■ **Task objective**
State how many lines hold the string "tres". Give the number and nothing else.

━━━━━━━━━━

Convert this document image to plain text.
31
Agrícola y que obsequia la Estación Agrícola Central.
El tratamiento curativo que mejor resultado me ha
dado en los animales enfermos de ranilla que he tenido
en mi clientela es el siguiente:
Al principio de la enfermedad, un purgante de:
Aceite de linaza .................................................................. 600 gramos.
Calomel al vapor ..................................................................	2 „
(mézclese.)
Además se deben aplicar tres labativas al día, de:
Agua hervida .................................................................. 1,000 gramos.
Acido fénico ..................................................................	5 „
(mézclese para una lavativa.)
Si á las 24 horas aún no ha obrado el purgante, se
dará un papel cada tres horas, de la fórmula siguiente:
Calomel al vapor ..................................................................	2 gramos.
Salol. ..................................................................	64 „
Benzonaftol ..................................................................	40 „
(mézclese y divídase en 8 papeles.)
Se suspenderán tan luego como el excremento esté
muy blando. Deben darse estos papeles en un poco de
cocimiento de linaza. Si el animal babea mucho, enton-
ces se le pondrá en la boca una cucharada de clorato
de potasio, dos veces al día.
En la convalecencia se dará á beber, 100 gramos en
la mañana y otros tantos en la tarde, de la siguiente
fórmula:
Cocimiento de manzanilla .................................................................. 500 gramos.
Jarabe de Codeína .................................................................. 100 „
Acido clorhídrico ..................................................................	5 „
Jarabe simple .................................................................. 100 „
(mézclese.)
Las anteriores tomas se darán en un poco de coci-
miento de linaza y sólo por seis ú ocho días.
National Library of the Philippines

━━━━━━━━━━

■ **Answer to this problem**
2